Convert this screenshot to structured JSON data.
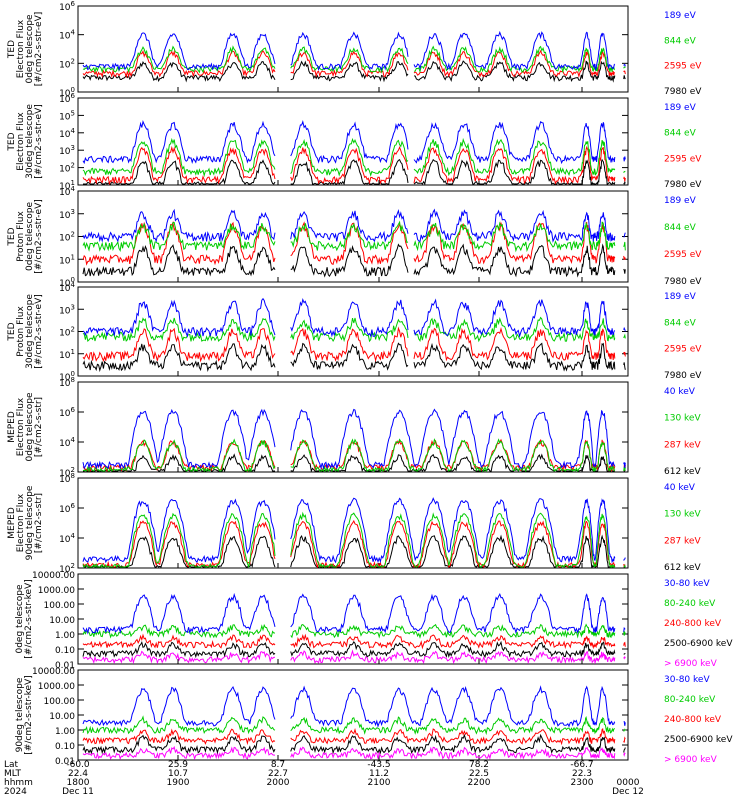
{
  "chart_data": [
    {
      "type": "line",
      "ylabel_lines": [
        "TED",
        "Electron Flux",
        "0deg telescope",
        "[#/cm2-s-str-eV]"
      ],
      "yscale": "log",
      "yticks": [
        "10^0",
        "10^2",
        "10^4",
        "10^6"
      ],
      "ytick_values": [
        1,
        100,
        10000,
        1000000
      ],
      "series": [
        {
          "name": "7980 eV",
          "color": "#000000",
          "base": 10,
          "active": 100
        },
        {
          "name": "2595 eV",
          "color": "#ff0000",
          "base": 20,
          "active": 500
        },
        {
          "name": "844 eV",
          "color": "#00cc00",
          "base": 40,
          "active": 1000
        },
        {
          "name": "189 eV",
          "color": "#0000ff",
          "base": 60,
          "active": 10000
        }
      ]
    },
    {
      "type": "line",
      "ylabel_lines": [
        "TED",
        "Electron Flux",
        "30deg telescope",
        "[#/cm2-s-str-eV]"
      ],
      "yscale": "log",
      "yticks": [
        "10^1",
        "10^2",
        "10^3",
        "10^4",
        "10^5",
        "10^6"
      ],
      "ytick_values": [
        10,
        100,
        1000,
        10000,
        100000,
        1000000
      ],
      "series": [
        {
          "name": "7980 eV",
          "color": "#000000",
          "base": 10,
          "active": 200
        },
        {
          "name": "2595 eV",
          "color": "#ff0000",
          "base": 20,
          "active": 1000
        },
        {
          "name": "844 eV",
          "color": "#00cc00",
          "base": 60,
          "active": 3000
        },
        {
          "name": "189 eV",
          "color": "#0000ff",
          "base": 300,
          "active": 30000
        }
      ]
    },
    {
      "type": "line",
      "ylabel_lines": [
        "TED",
        "Proton Flux",
        "0deg telescope",
        "[#/cm2-s-str-eV]"
      ],
      "yscale": "log",
      "yticks": [
        "10^0",
        "10^1",
        "10^2",
        "10^3",
        "10^4"
      ],
      "ytick_values": [
        1,
        10,
        100,
        1000,
        10000
      ],
      "series": [
        {
          "name": "7980 eV",
          "color": "#000000",
          "base": 3,
          "active": 30
        },
        {
          "name": "2595 eV",
          "color": "#ff0000",
          "base": 10,
          "active": 300
        },
        {
          "name": "844 eV",
          "color": "#00cc00",
          "base": 40,
          "active": 300
        },
        {
          "name": "189 eV",
          "color": "#0000ff",
          "base": 100,
          "active": 1000
        }
      ]
    },
    {
      "type": "line",
      "ylabel_lines": [
        "TED",
        "Proton Flux",
        "30deg telescope",
        "[#/cm2-s-str-eV]"
      ],
      "yscale": "log",
      "yticks": [
        "10^0",
        "10^1",
        "10^2",
        "10^3",
        "10^4"
      ],
      "ytick_values": [
        1,
        10,
        100,
        1000,
        10000
      ],
      "series": [
        {
          "name": "7980 eV",
          "color": "#000000",
          "base": 3,
          "active": 20
        },
        {
          "name": "2595 eV",
          "color": "#ff0000",
          "base": 8,
          "active": 100
        },
        {
          "name": "844 eV",
          "color": "#00cc00",
          "base": 60,
          "active": 300
        },
        {
          "name": "189 eV",
          "color": "#0000ff",
          "base": 100,
          "active": 2000
        }
      ]
    },
    {
      "type": "line",
      "ylabel_lines": [
        "MEPED",
        "Electron Flux",
        "0deg telescope",
        "[#/cm2-s-str]"
      ],
      "yscale": "log",
      "yticks": [
        "10^2",
        "10^4",
        "10^6",
        "10^8"
      ],
      "ytick_values": [
        100,
        10000,
        1000000,
        100000000
      ],
      "series": [
        {
          "name": "612 keV",
          "color": "#000000",
          "base": 100,
          "active": 1000
        },
        {
          "name": "287 keV",
          "color": "#ff0000",
          "base": 200,
          "active": 10000
        },
        {
          "name": "130 keV",
          "color": "#00cc00",
          "base": 150,
          "active": 10000
        },
        {
          "name": "40 keV",
          "color": "#0000ff",
          "base": 300,
          "active": 1000000
        }
      ]
    },
    {
      "type": "line",
      "ylabel_lines": [
        "MEPED",
        "Electron Flux",
        "90deg telescope",
        "[#/cm2-s-str]"
      ],
      "yscale": "log",
      "yticks": [
        "10^2",
        "10^4",
        "10^6",
        "10^8"
      ],
      "ytick_values": [
        100,
        10000,
        1000000,
        100000000
      ],
      "series": [
        {
          "name": "612 keV",
          "color": "#000000",
          "base": 100,
          "active": 10000
        },
        {
          "name": "287 keV",
          "color": "#ff0000",
          "base": 150,
          "active": 100000
        },
        {
          "name": "130 keV",
          "color": "#00cc00",
          "base": 120,
          "active": 300000
        },
        {
          "name": "40 keV",
          "color": "#0000ff",
          "base": 400,
          "active": 3000000
        }
      ]
    },
    {
      "type": "line",
      "ylabel_lines": [
        "0deg telescope",
        "[#/cm2-s-str-keV]"
      ],
      "yscale": "log",
      "yticks": [
        "0.01",
        "0.10",
        "1.00",
        "10.00",
        "100.00",
        "1000.00",
        "10000.00"
      ],
      "ytick_values": [
        0.01,
        0.1,
        1,
        10,
        100,
        1000,
        10000
      ],
      "series": [
        {
          "name": "> 6900 keV",
          "color": "#ff00ff",
          "base": 0.02,
          "active": 0.05
        },
        {
          "name": "2500-6900 keV",
          "color": "#000000",
          "base": 0.05,
          "active": 0.2
        },
        {
          "name": "240-800 keV",
          "color": "#ff0000",
          "base": 0.2,
          "active": 0.6
        },
        {
          "name": "80-240 keV",
          "color": "#00cc00",
          "base": 1,
          "active": 3
        },
        {
          "name": "30-80 keV",
          "color": "#0000ff",
          "base": 2,
          "active": 300
        }
      ]
    },
    {
      "type": "line",
      "ylabel_lines": [
        "90deg telescope",
        "[#/cm2-s-str-keV]"
      ],
      "yscale": "log",
      "yticks": [
        "0.01",
        "0.10",
        "1.00",
        "10.00",
        "100.00",
        "1000.00",
        "10000.00"
      ],
      "ytick_values": [
        0.01,
        0.1,
        1,
        10,
        100,
        1000,
        10000
      ],
      "series": [
        {
          "name": "> 6900 keV",
          "color": "#ff00ff",
          "base": 0.02,
          "active": 0.05
        },
        {
          "name": "2500-6900 keV",
          "color": "#000000",
          "base": 0.05,
          "active": 0.3
        },
        {
          "name": "240-800 keV",
          "color": "#ff0000",
          "base": 0.2,
          "active": 0.8
        },
        {
          "name": "80-240 keV",
          "color": "#00cc00",
          "base": 1,
          "active": 5
        },
        {
          "name": "30-80 keV",
          "color": "#0000ff",
          "base": 3,
          "active": 500
        }
      ]
    }
  ],
  "time_axis": {
    "row_labels": [
      "Lat",
      "MLT",
      "hhmm",
      "2024"
    ],
    "ticks": [
      {
        "hour": 0,
        "lat": "-60.0",
        "mlt": "22.4",
        "hhmm": "1800",
        "date": "Dec 11"
      },
      {
        "hour": 1,
        "lat": "25.9",
        "mlt": "10.7",
        "hhmm": "1900",
        "date": ""
      },
      {
        "hour": 2,
        "lat": "8.7",
        "mlt": "22.7",
        "hhmm": "2000",
        "date": ""
      },
      {
        "hour": 3,
        "lat": "-43.5",
        "mlt": "11.2",
        "hhmm": "2100",
        "date": ""
      },
      {
        "hour": 4,
        "lat": "78.2",
        "mlt": "22.5",
        "hhmm": "2200",
        "date": ""
      },
      {
        "hour": 5,
        "lat": "-66.7",
        "mlt": "22.3",
        "hhmm": "2300",
        "date": ""
      },
      {
        "hour": 6,
        "lat": "",
        "mlt": "",
        "hhmm": "0000",
        "date": "Dec 12"
      }
    ]
  }
}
• • • • •
All lines that include "hhmm" are to be gathered and copied.

      "hhmm",
        "hhmm": "1800",
        "hhmm": "1900",
        "hhmm": "2000",
        "hhmm": "2100",
        "hhmm": "2200",
        "hhmm": "2300",
        "hhmm": "0000",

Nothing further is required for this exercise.